→ GOAL:
Return the listing below in full, with every line exactly as it is.

→ DATA FOR THIS TASK:
========================
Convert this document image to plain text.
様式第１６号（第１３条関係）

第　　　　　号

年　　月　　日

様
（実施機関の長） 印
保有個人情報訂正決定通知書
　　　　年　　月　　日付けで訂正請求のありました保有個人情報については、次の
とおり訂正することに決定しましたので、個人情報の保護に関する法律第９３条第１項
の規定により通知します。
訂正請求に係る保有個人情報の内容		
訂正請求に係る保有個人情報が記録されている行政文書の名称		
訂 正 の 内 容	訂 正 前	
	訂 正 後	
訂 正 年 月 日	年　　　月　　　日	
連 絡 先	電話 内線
========================
→ THE ANSWER:
Convert this document image to plain text.
様式第１６号（第１３条関係）

第　　　　　号

年　　月　　日

様
（実施機関の長） 印
保有個人情報訂正決定通知書
　　　　年　　月　　日付けで訂正請求のありました保有個人情報については、次の
とおり訂正することに決定しましたので、個人情報の保護に関する法律第９３条第１項
の規定により通知します。
訂正請求に係る保有個人情報の内容		
訂正請求に係る保有個人情報が記録されている行政文書の名称		
訂 正 の 内 容	訂 正 前	
	訂 正 後	
訂 正 年 月 日	年　　　月　　　日	
連 絡 先	電話 内線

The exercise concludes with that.